----- Исходный отрывок -----
Второй раз пошёл в школу в шесть. Учительница часто сажала его читать одноклассникам. Учёба давалась легко по всем предметам. К концу седьмого класса Александр (тогда ещё) Залетаев задумался о будущей профессии. Выбирал из двух: геологом или моряком. К морскому выбору склоняли рассказы дяди Коли, служившего на Чёрном море на линкоре «Парижская коммуна». Ну, и немаловажным «за» было бесплатное питание и обмундирование. После войны в семье родились ещё трое детей, сын и две дочери, жилось трудно.

Объявление о наборе в ростовскую мореходку семиклассник нашёл в газете. Но вот беда – принимали туда только с 15 лет. Пришлось идти в восьмой класс, совершенно не нужный для поступления. Через год за аттестатом отправились с отцом. Директор документы потенциального медалиста отдавать не хотел, но Вениамин Михайлович заверил его, что никуда сын до очередного сентября не денется – денег в семье нет.
----- Извлечённые записи -----
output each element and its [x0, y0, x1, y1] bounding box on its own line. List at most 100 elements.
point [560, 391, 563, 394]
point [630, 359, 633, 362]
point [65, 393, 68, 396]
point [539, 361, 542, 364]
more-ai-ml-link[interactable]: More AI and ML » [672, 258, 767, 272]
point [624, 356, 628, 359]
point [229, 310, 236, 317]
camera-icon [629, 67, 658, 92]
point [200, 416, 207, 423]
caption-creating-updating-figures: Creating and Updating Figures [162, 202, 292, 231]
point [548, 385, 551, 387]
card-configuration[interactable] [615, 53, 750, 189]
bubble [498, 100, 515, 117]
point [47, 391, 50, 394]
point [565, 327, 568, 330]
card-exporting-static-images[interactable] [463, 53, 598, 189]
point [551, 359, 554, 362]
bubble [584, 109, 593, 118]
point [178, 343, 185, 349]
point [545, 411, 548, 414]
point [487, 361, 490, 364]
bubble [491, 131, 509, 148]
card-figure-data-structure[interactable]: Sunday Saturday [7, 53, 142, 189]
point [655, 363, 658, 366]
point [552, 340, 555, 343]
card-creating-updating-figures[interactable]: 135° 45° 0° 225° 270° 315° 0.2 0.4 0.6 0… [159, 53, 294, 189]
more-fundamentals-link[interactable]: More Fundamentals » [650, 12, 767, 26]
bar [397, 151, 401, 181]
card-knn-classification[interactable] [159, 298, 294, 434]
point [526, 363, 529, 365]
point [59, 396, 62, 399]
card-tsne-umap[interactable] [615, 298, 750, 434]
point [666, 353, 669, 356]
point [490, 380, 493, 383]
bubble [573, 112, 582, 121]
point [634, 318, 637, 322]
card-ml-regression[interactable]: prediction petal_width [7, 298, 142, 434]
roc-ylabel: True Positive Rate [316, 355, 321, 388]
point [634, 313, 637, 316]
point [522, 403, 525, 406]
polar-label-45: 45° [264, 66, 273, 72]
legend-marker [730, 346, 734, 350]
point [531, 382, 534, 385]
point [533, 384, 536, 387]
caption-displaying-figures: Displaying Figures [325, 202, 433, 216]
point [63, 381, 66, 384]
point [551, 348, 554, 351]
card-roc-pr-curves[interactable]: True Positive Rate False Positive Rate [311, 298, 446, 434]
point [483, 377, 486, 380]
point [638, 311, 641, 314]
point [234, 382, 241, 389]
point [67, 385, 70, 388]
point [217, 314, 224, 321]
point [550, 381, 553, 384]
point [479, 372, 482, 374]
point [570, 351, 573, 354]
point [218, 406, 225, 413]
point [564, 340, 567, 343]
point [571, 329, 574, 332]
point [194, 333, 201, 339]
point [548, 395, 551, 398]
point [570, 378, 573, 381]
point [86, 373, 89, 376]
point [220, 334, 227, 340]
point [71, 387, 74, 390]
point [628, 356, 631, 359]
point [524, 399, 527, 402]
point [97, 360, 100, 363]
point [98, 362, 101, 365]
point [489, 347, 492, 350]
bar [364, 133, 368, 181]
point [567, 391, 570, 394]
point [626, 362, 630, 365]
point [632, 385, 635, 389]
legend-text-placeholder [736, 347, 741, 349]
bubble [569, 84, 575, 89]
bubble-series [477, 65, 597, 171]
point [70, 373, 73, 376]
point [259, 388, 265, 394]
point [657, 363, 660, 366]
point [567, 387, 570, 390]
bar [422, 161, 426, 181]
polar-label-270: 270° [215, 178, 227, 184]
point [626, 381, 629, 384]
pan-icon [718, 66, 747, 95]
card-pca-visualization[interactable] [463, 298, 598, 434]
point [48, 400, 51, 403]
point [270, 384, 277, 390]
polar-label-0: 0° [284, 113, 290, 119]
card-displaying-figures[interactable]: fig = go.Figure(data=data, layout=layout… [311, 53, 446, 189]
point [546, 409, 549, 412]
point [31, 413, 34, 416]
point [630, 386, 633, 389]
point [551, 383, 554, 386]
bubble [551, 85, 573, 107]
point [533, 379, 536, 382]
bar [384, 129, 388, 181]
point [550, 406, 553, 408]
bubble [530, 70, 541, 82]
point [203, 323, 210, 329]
-----
Задание: Определите, согласуются ли с отрывком три утверждения: 1. Выбор моря подсказали рассказы дяди Коли. 2. В ростовскую мореходку принимали с 14 лет. 3. Директор охотно отдал документы. Ответьте на каждое «да» или «нет» и приведите решающие слова отрывка в точной цитате.

Ответ:
1. Да: «К морскому выбору склоняли рассказы дяди Коли».
2. Нет: «принимали туда только с 15 лет».
3. Нет: «Директор документы потенциального медалиста отдавать не хотел».